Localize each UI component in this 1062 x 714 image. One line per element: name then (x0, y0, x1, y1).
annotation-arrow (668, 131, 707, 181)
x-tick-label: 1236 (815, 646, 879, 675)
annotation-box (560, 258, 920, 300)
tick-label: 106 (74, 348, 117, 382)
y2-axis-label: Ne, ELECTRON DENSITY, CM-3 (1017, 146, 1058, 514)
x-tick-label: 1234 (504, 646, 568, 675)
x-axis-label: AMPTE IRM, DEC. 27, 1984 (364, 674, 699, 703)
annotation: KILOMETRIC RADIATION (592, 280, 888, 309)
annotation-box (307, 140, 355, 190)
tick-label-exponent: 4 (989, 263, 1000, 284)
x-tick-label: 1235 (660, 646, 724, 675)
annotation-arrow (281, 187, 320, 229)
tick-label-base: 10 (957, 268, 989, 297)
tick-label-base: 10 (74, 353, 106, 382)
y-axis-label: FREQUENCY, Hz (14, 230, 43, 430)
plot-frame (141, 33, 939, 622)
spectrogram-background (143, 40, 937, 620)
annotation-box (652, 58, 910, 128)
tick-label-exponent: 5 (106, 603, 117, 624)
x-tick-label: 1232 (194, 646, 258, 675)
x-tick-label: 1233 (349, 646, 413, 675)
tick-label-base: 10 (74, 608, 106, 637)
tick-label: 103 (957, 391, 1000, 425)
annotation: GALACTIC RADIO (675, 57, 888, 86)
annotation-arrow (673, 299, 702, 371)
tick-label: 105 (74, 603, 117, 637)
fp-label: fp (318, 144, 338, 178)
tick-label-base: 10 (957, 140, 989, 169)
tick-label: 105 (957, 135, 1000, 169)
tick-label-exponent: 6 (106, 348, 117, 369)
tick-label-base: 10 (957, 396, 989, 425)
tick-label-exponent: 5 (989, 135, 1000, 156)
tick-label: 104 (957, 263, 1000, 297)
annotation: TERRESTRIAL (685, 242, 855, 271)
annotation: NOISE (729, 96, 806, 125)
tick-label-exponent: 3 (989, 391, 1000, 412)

■ ■ ■ ■ ■ ■ ■

● TASK DIRECTIONS:
Reproduce the items above word for word, from their first line down through the line containing "tick-label-base: 10 (74, 353, 106, 382)", with both of those lines included.

● EXERCISE SOLUTION:
Localize each UI component in this 1062 x 714 image. One line per element: name then (x0, y0, x1, y1).
annotation-arrow (668, 131, 707, 181)
x-tick-label: 1236 (815, 646, 879, 675)
annotation-box (560, 258, 920, 300)
tick-label: 106 (74, 348, 117, 382)
y2-axis-label: Ne, ELECTRON DENSITY, CM-3 (1017, 146, 1058, 514)
x-tick-label: 1234 (504, 646, 568, 675)
x-axis-label: AMPTE IRM, DEC. 27, 1984 (364, 674, 699, 703)
annotation: KILOMETRIC RADIATION (592, 280, 888, 309)
annotation-box (307, 140, 355, 190)
tick-label-exponent: 4 (989, 263, 1000, 284)
x-tick-label: 1235 (660, 646, 724, 675)
annotation-arrow (281, 187, 320, 229)
tick-label-base: 10 (957, 268, 989, 297)
tick-label-base: 10 (74, 353, 106, 382)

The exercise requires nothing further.